## Your task
Search the material for the string "MovAvg", then return every line where it is found.

[Structured figure records]
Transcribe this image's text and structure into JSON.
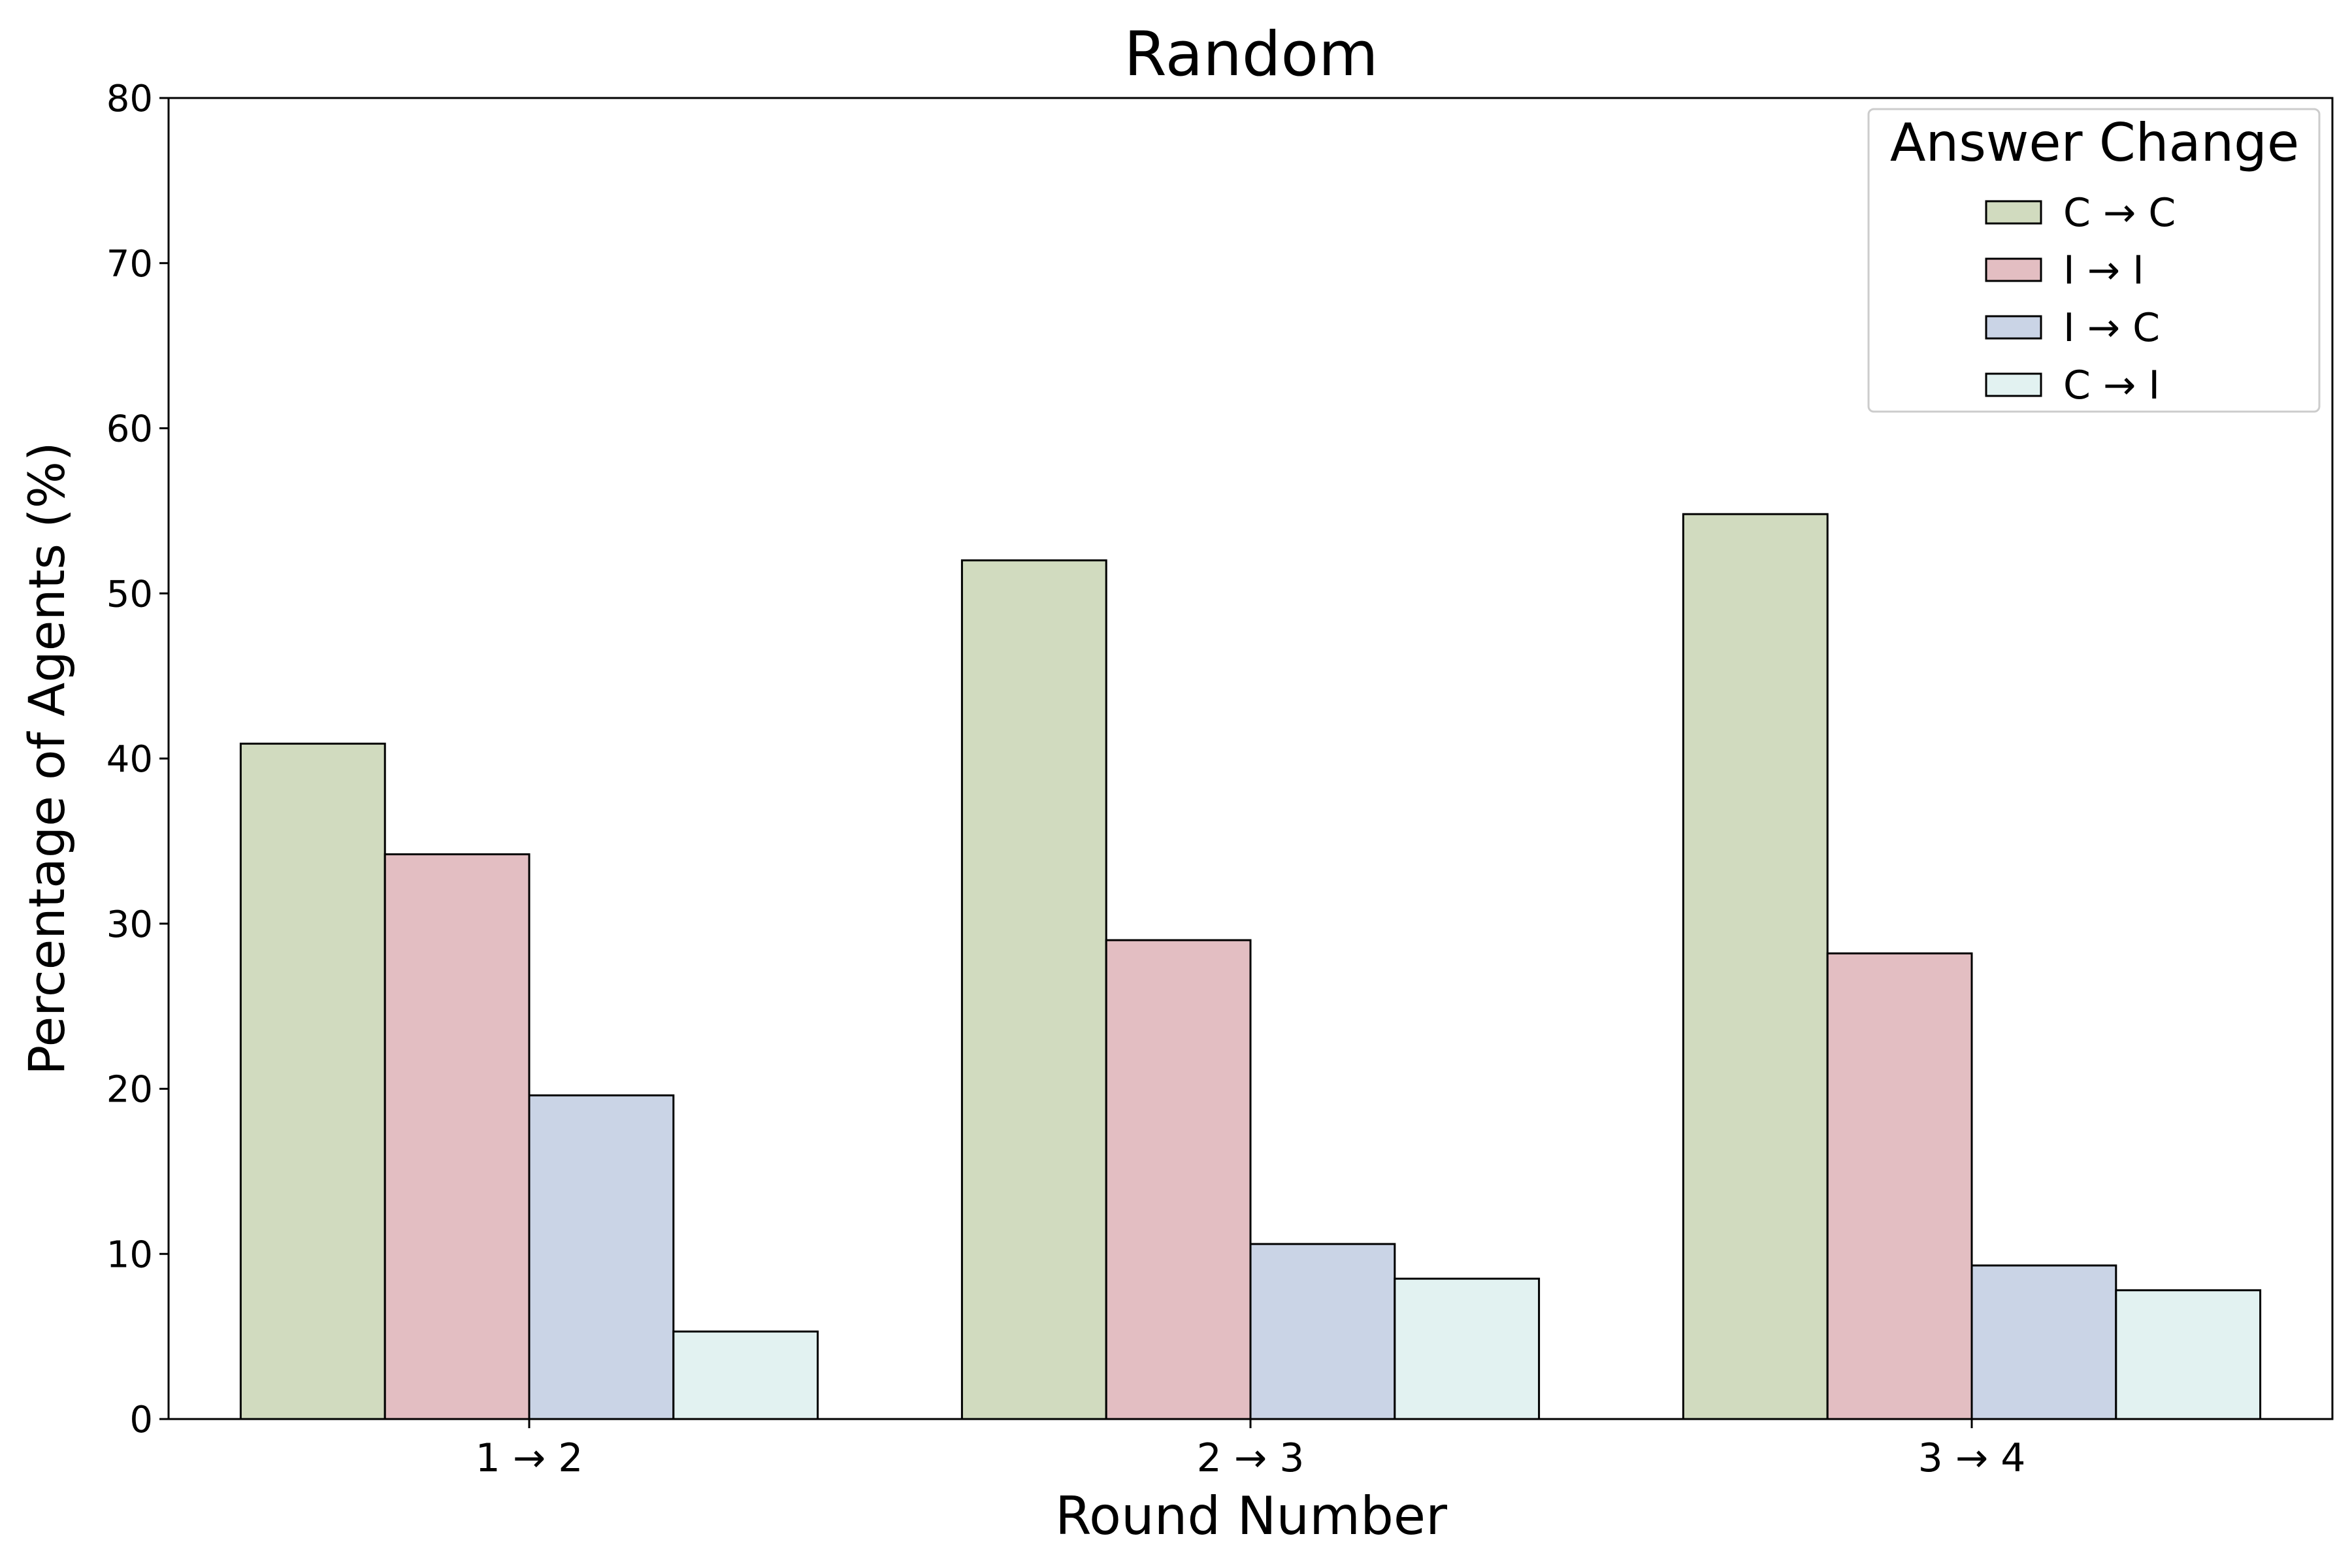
{
  "chart_data": {
    "type": "bar",
    "title": "Random",
    "xlabel": "Round Number",
    "ylabel": "Percentage of Agents (%)",
    "categories": [
      "1 → 2",
      "2 → 3",
      "3 → 4"
    ],
    "ylim": [
      0,
      80
    ],
    "yticks": [
      "0",
      "10",
      "20",
      "30",
      "40",
      "50",
      "60",
      "70",
      "80"
    ],
    "grid": false,
    "legend": {
      "title": "Answer Change",
      "placement": "top-right"
    },
    "series": [
      {
        "name": "C → C",
        "color": "#d1dbbf",
        "values": [
          40.9,
          52.0,
          54.8
        ]
      },
      {
        "name": "I → I",
        "color": "#e3bec2",
        "values": [
          34.2,
          29.0,
          28.2
        ]
      },
      {
        "name": "I → C",
        "color": "#cad4e6",
        "values": [
          19.6,
          10.6,
          9.3
        ]
      },
      {
        "name": "C → I",
        "color": "#e2f2f1",
        "values": [
          5.3,
          8.5,
          7.8
        ]
      }
    ]
  }
}
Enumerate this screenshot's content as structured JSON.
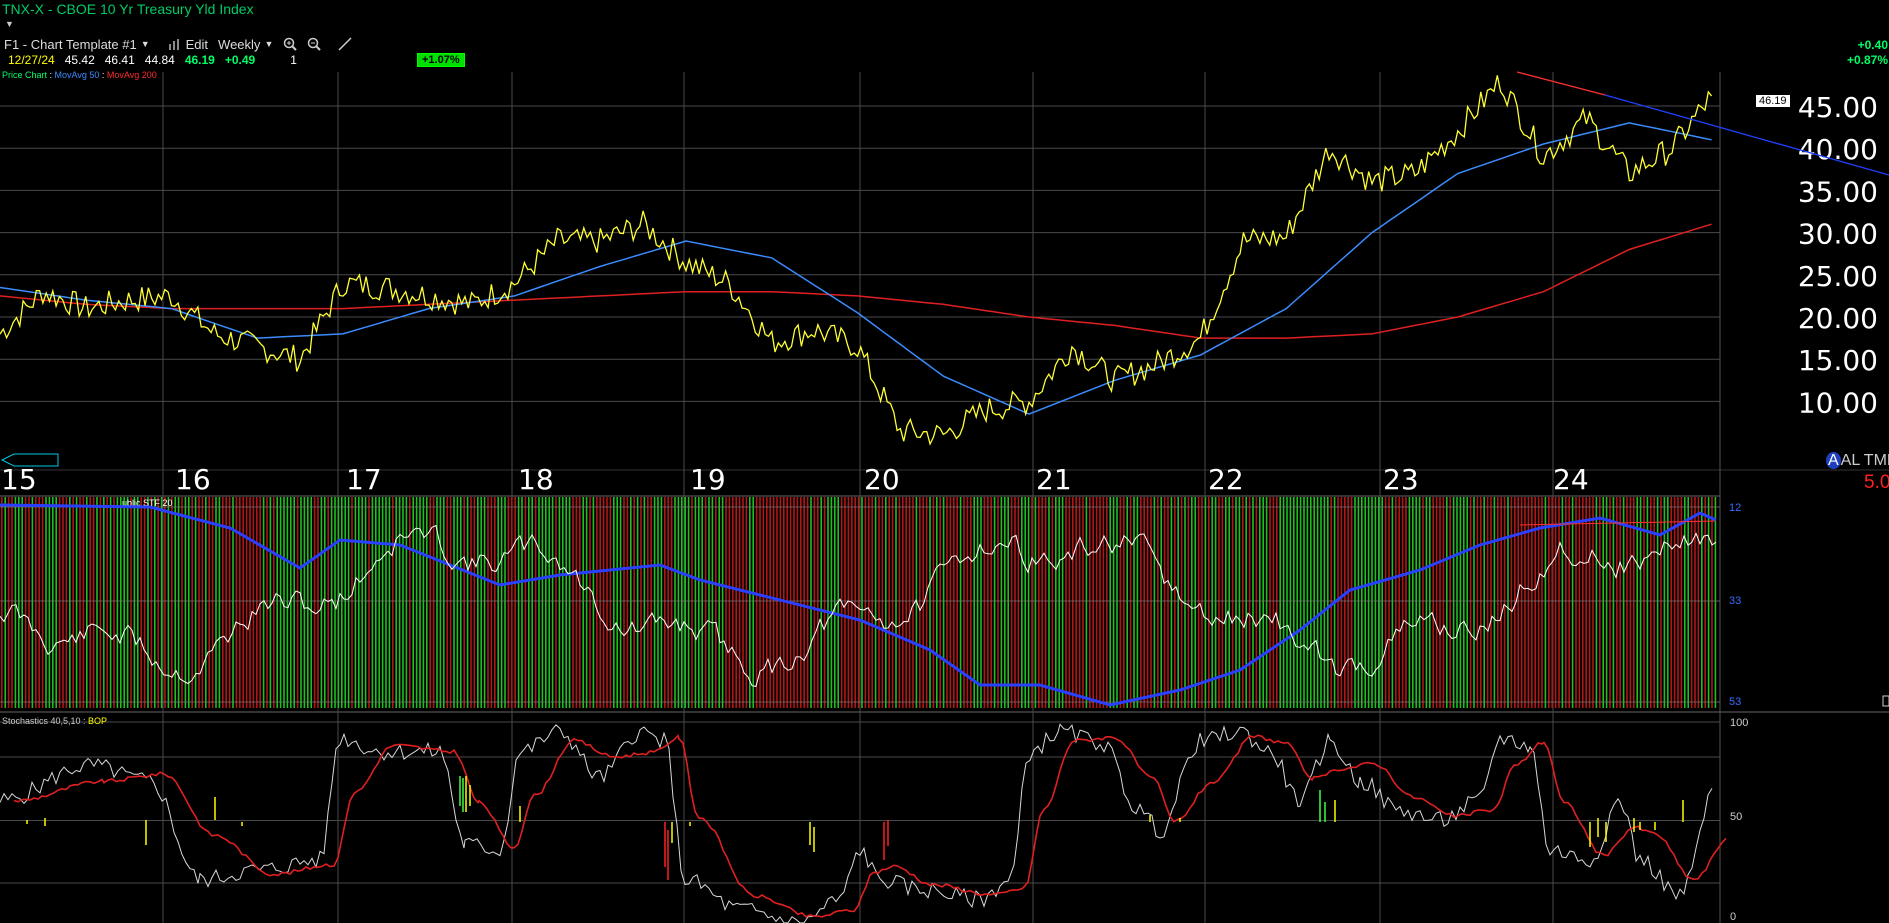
{
  "header": {
    "title": "TNX-X - CBOE 10 Yr Treasury Yld Index",
    "template_label": "F1 - Chart Template #1",
    "edit_label": "Edit",
    "period_label": "Weekly"
  },
  "quote": {
    "date": "12/27/24",
    "open": "45.42",
    "high": "46.41",
    "low": "44.84",
    "last": "46.19",
    "change": "+0.49",
    "vol": "1",
    "pct_badge": "+1.07%"
  },
  "right_change": {
    "abs": "+0.40",
    "pct": "+0.87%"
  },
  "legend_price": [
    {
      "label": "Price Chart",
      "color": "#00ff66"
    },
    {
      "label": "MovAvg 50",
      "color": "#3a8cff"
    },
    {
      "label": "MovAvg 200",
      "color": "#ff2a2a"
    }
  ],
  "legend_stoch": [
    {
      "label": "Stochastics 40,5,10",
      "color": "#cccccc"
    },
    {
      "label": "BOP",
      "color": "#ffff00"
    }
  ],
  "legend_mid": "ublic STF 20",
  "price_label": "46.19",
  "colors": {
    "price": "#ffff33",
    "ma50": "#3a8cff",
    "ma200": "#e02020",
    "trend_red": "#ff3030",
    "trend_blue": "#2040ff",
    "bar_green": "#1fbf1f",
    "bar_red": "#b01818",
    "mid_blue": "#2a40ff",
    "stoch_k": "#d8d8d8",
    "stoch_d": "#e02020",
    "bop": "#ffff00"
  },
  "corner": {
    "al": "AL TML",
    "five": "5.0"
  },
  "mid_ticks": [
    "12",
    "33",
    "53"
  ],
  "stoch_ticks": [
    "100",
    "50",
    "0"
  ],
  "chart_data": {
    "type": "line",
    "title": "TNX-X - CBOE 10 Yr Treasury Yld Index",
    "x_tick_labels": [
      "15",
      "16",
      "17",
      "18",
      "19",
      "20",
      "21",
      "22",
      "23",
      "24"
    ],
    "y_tick_labels": [
      "45.00",
      "40.00",
      "35.00",
      "30.00",
      "25.00",
      "20.00",
      "15.00",
      "10.00"
    ],
    "y_tick_values": [
      45,
      40,
      35,
      30,
      25,
      20,
      15,
      10
    ],
    "ylim": [
      5,
      50
    ],
    "grid": true,
    "series": [
      {
        "name": "Price Chart",
        "x": [
          2015.0,
          2015.25,
          2015.5,
          2015.75,
          2016.0,
          2016.25,
          2016.5,
          2016.75,
          2017.0,
          2017.25,
          2017.5,
          2017.75,
          2018.0,
          2018.25,
          2018.5,
          2018.75,
          2019.0,
          2019.25,
          2019.5,
          2019.75,
          2020.0,
          2020.25,
          2020.5,
          2020.75,
          2021.0,
          2021.25,
          2021.5,
          2021.75,
          2022.0,
          2022.25,
          2022.5,
          2022.75,
          2023.0,
          2023.25,
          2023.5,
          2023.75,
          2024.0,
          2024.25,
          2024.5,
          2024.75,
          2024.98
        ],
        "values": [
          18.0,
          23.0,
          21.0,
          22.0,
          22.5,
          18.0,
          16.5,
          15.0,
          24.0,
          23.5,
          22.5,
          21.5,
          24.0,
          29.0,
          29.0,
          31.0,
          26.5,
          24.0,
          17.0,
          18.5,
          16.5,
          6.5,
          6.0,
          9.0,
          10.0,
          16.5,
          12.5,
          14.5,
          17.5,
          29.0,
          29.5,
          40.0,
          36.0,
          37.0,
          42.0,
          48.0,
          39.0,
          43.5,
          37.0,
          40.0,
          46.2
        ]
      },
      {
        "name": "MovAvg 50",
        "x": [
          2015.0,
          2015.5,
          2016.0,
          2016.5,
          2017.0,
          2017.5,
          2018.0,
          2018.5,
          2019.0,
          2019.5,
          2020.0,
          2020.5,
          2021.0,
          2021.5,
          2022.0,
          2022.5,
          2023.0,
          2023.5,
          2024.0,
          2024.5,
          2024.98
        ],
        "values": [
          23.5,
          22.0,
          21.0,
          17.5,
          18.0,
          21.0,
          22.5,
          26.0,
          29.0,
          27.0,
          20.5,
          13.0,
          8.5,
          12.5,
          15.5,
          21.0,
          30.0,
          37.0,
          40.5,
          43.0,
          41.0
        ]
      },
      {
        "name": "MovAvg 200",
        "x": [
          2015.0,
          2015.5,
          2016.0,
          2016.5,
          2017.0,
          2017.5,
          2018.0,
          2018.5,
          2019.0,
          2019.5,
          2020.0,
          2020.5,
          2021.0,
          2021.5,
          2022.0,
          2022.5,
          2023.0,
          2023.5,
          2024.0,
          2024.5,
          2024.98
        ],
        "values": [
          22.5,
          21.5,
          21.0,
          21.0,
          21.0,
          21.5,
          22.0,
          22.5,
          23.0,
          23.0,
          22.5,
          21.5,
          20.0,
          19.0,
          17.5,
          17.5,
          18.0,
          20.0,
          23.0,
          28.0,
          31.0
        ]
      }
    ]
  }
}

## Task answer
      "label": "MovAvg 50",
      "label": "MovAvg 200",
        "name": "MovAvg 50",
        "name": "MovAvg 200",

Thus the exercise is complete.